### Available records

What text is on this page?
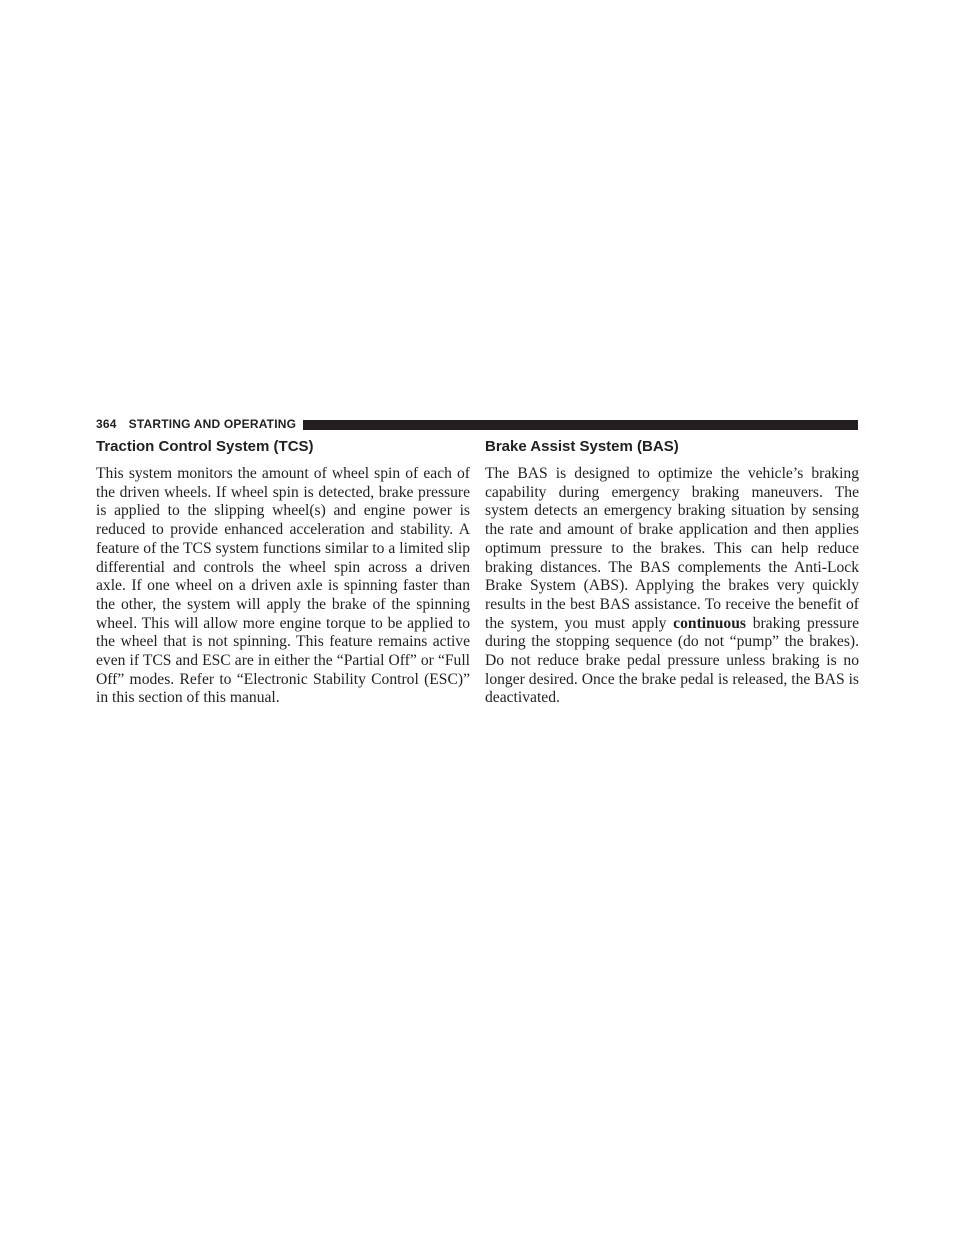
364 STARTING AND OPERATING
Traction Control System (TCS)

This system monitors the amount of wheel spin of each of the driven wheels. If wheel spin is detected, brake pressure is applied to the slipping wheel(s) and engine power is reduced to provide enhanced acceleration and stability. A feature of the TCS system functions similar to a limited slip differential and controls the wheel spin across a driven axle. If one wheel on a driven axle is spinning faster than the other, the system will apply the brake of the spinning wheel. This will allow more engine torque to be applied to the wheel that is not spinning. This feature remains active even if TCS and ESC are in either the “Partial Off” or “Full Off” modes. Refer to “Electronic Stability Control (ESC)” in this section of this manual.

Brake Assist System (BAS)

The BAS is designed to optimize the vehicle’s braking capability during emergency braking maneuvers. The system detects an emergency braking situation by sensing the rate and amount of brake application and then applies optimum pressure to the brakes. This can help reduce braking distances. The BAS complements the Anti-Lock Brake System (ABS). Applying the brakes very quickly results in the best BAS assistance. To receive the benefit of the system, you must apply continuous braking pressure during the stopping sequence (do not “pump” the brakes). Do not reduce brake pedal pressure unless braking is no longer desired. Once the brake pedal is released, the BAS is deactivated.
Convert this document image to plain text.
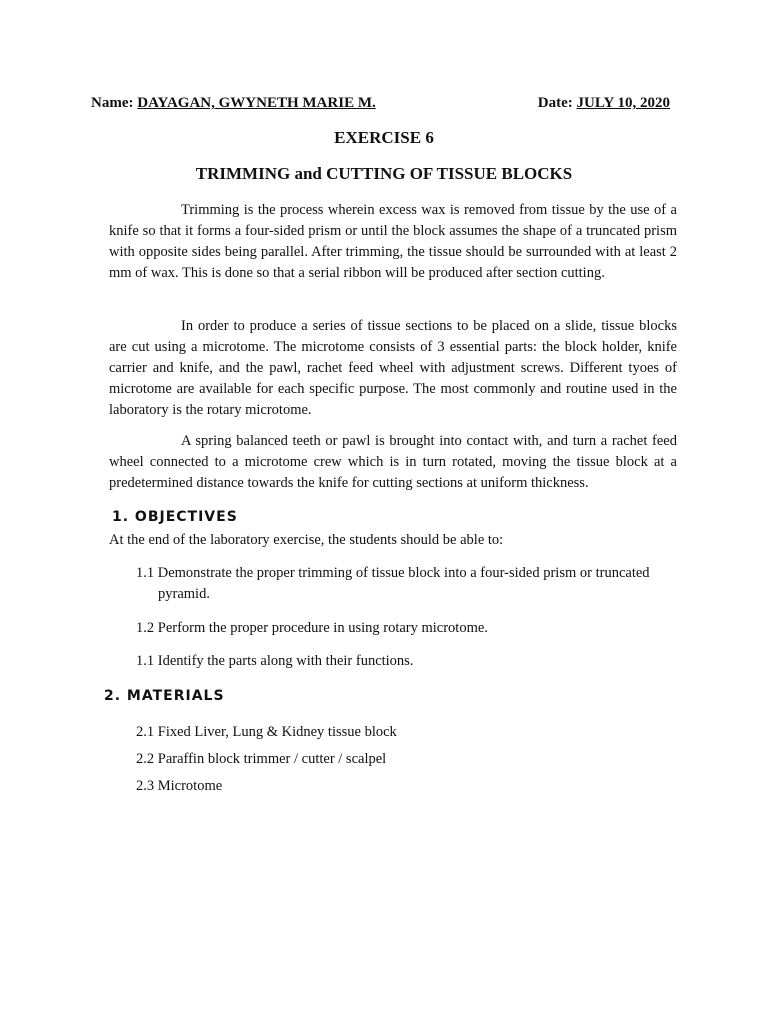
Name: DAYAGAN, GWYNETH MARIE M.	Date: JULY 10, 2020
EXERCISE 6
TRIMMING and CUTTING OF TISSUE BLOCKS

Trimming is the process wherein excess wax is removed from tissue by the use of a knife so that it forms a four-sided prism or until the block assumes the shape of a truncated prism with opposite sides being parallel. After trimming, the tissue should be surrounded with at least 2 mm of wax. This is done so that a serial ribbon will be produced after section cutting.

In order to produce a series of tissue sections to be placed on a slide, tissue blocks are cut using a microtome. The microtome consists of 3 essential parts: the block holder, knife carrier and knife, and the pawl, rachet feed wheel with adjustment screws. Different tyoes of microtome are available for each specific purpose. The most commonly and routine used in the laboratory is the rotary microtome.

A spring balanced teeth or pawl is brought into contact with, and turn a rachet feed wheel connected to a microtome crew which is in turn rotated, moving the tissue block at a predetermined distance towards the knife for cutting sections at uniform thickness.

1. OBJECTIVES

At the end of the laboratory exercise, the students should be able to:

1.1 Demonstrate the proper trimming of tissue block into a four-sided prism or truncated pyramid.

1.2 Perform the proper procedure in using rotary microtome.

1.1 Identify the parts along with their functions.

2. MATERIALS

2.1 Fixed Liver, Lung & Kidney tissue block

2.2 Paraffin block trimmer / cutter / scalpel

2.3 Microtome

### Stated exercise
Copy each line above precisely, dropping the pictures.

### Full solution
What text is on this page?
364 STARTING AND OPERATING
Traction Control System (TCS)

This system monitors the amount of wheel spin of each of the driven wheels. If wheel spin is detected, brake pressure is applied to the slipping wheel(s) and engine power is reduced to provide enhanced acceleration and stability. A feature of the TCS system functions similar to a limited slip differential and controls the wheel spin across a driven axle. If one wheel on a driven axle is spinning faster than the other, the system will apply the brake of the spinning wheel. This will allow more engine torque to be applied to the wheel that is not spinning. This feature remains active even if TCS and ESC are in either the “Partial Off” or “Full Off” modes. Refer to “Electronic Stability Control (ESC)” in this section of this manual.

Brake Assist System (BAS)

The BAS is designed to optimize the vehicle’s braking capability during emergency braking maneuvers. The system detects an emergency braking situation by sensing the rate and amount of brake application and then applies optimum pressure to the brakes. This can help reduce braking distances. The BAS complements the Anti-Lock Brake System (ABS). Applying the brakes very quickly results in the best BAS assistance. To receive the benefit of the system, you must apply continuous braking pressure during the stopping sequence (do not “pump” the brakes). Do not reduce brake pedal pressure unless braking is no longer desired. Once the brake pedal is released, the BAS is deactivated.
Convert this document image to plain text.
Name: DAYAGAN, GWYNETH MARIE M.	Date: JULY 10, 2020
EXERCISE 6
TRIMMING and CUTTING OF TISSUE BLOCKS

Trimming is the process wherein excess wax is removed from tissue by the use of a knife so that it forms a four-sided prism or until the block assumes the shape of a truncated prism with opposite sides being parallel. After trimming, the tissue should be surrounded with at least 2 mm of wax. This is done so that a serial ribbon will be produced after section cutting.

In order to produce a series of tissue sections to be placed on a slide, tissue blocks are cut using a microtome. The microtome consists of 3 essential parts: the block holder, knife carrier and knife, and the pawl, rachet feed wheel with adjustment screws. Different tyoes of microtome are available for each specific purpose. The most commonly and routine used in the laboratory is the rotary microtome.

A spring balanced teeth or pawl is brought into contact with, and turn a rachet feed wheel connected to a microtome crew which is in turn rotated, moving the tissue block at a predetermined distance towards the knife for cutting sections at uniform thickness.

1. OBJECTIVES

At the end of the laboratory exercise, the students should be able to:

1.1 Demonstrate the proper trimming of tissue block into a four-sided prism or truncated pyramid.

1.2 Perform the proper procedure in using rotary microtome.

1.1 Identify the parts along with their functions.

2. MATERIALS

2.1 Fixed Liver, Lung & Kidney tissue block

2.2 Paraffin block trimmer / cutter / scalpel

2.3 Microtome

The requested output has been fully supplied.